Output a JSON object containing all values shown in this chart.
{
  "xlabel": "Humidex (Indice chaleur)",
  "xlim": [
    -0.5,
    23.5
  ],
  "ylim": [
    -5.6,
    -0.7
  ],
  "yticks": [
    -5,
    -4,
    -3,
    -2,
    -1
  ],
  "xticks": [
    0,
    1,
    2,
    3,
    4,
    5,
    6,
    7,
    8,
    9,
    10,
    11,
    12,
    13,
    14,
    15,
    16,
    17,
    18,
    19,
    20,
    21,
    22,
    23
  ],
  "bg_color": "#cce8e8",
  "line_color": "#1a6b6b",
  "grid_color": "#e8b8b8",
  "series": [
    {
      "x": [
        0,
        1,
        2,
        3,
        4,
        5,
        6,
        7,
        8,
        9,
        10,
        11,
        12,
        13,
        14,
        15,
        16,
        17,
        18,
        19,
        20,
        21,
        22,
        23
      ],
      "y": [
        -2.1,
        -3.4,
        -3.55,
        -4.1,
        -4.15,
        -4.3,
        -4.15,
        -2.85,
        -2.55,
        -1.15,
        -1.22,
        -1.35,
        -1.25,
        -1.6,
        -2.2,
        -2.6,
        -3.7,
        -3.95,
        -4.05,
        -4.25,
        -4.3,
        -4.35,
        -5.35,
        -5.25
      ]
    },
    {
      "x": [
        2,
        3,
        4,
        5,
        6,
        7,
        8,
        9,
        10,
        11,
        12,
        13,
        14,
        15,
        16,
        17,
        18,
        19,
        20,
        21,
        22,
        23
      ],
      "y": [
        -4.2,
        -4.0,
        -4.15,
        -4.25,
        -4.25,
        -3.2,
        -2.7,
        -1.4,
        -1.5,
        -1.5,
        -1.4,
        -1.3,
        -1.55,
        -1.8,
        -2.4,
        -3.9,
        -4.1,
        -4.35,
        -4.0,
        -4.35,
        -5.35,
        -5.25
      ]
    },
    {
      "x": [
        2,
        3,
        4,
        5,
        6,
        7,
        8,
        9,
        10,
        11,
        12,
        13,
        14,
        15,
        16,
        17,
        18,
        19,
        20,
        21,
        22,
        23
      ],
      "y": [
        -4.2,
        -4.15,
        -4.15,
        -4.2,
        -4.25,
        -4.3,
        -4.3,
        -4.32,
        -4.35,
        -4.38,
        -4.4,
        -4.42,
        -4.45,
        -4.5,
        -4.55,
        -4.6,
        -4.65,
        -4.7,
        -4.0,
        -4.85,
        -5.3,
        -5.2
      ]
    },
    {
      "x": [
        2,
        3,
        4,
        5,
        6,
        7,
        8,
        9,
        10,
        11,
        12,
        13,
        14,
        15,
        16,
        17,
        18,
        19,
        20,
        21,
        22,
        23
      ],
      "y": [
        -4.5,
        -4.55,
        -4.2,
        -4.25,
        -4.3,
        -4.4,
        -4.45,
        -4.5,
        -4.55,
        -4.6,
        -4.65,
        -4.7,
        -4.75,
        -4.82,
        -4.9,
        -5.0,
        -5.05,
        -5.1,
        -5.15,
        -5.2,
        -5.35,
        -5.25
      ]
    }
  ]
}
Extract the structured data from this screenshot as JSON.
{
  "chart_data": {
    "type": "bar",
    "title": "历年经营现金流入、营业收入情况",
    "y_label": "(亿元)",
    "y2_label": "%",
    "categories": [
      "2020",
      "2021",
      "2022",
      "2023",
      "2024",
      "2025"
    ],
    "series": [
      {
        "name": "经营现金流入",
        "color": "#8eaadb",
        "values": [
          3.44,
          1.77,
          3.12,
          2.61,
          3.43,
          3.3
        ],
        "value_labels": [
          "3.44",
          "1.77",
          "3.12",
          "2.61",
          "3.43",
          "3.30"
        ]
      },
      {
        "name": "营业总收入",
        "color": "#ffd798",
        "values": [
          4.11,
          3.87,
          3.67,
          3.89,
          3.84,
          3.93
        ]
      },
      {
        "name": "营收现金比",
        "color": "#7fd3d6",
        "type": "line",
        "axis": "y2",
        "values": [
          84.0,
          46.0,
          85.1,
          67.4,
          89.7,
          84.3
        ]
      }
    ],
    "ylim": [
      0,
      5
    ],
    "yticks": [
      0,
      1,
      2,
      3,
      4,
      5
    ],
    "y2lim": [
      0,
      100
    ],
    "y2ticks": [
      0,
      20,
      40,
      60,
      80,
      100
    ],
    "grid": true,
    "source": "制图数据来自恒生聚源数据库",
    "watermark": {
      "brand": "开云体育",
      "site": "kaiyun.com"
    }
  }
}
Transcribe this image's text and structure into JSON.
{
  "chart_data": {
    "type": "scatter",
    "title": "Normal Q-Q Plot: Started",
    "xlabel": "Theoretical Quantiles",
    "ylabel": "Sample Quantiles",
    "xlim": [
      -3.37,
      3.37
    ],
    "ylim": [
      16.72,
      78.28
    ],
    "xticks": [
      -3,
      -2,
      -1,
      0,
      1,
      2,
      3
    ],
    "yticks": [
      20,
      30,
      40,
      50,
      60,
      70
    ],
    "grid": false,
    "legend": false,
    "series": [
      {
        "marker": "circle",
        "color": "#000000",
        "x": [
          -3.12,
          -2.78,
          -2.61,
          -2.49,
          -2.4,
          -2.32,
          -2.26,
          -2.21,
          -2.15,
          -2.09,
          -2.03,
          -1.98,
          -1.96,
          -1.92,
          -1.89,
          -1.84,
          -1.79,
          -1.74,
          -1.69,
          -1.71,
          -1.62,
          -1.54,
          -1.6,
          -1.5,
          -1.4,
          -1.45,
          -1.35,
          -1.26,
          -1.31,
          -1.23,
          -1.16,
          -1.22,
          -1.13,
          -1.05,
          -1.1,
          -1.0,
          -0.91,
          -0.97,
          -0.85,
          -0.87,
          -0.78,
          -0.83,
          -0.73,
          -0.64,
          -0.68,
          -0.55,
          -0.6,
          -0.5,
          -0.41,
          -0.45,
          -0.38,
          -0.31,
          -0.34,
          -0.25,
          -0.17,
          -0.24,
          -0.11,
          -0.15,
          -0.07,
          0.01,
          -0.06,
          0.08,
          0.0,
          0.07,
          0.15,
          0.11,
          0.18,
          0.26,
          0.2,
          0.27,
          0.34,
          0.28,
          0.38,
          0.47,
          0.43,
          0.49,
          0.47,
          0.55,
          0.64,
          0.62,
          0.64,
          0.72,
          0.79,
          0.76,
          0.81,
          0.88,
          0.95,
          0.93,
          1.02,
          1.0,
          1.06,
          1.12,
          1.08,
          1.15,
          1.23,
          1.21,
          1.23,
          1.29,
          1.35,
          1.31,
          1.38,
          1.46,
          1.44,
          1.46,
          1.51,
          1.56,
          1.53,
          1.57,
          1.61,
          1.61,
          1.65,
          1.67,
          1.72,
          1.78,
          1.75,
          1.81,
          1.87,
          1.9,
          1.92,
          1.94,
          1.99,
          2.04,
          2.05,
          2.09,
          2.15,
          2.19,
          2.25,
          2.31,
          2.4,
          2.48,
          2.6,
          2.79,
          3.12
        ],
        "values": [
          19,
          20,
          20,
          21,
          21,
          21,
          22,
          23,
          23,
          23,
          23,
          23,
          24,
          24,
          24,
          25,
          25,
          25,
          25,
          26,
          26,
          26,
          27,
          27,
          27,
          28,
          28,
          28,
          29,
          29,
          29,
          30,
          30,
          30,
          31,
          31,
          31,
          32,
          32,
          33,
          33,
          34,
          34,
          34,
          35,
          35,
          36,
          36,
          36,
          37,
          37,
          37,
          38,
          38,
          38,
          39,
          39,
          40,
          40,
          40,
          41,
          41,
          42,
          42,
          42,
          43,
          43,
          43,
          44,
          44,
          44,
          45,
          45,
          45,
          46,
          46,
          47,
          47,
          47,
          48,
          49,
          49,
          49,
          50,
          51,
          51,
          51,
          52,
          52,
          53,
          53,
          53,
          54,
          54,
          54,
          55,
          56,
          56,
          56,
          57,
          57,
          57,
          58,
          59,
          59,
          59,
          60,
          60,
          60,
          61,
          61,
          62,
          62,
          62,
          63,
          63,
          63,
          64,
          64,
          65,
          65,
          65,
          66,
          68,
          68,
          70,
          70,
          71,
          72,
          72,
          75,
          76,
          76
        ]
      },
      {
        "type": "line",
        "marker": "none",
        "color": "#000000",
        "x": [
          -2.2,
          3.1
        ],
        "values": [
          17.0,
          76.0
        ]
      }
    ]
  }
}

▶ _Aim_
Pull out every line of the records above that contains the word "Quantiles".

▶ _Correct response_
    "xlabel": "Theoretical Quantiles",
    "ylabel": "Sample Quantiles",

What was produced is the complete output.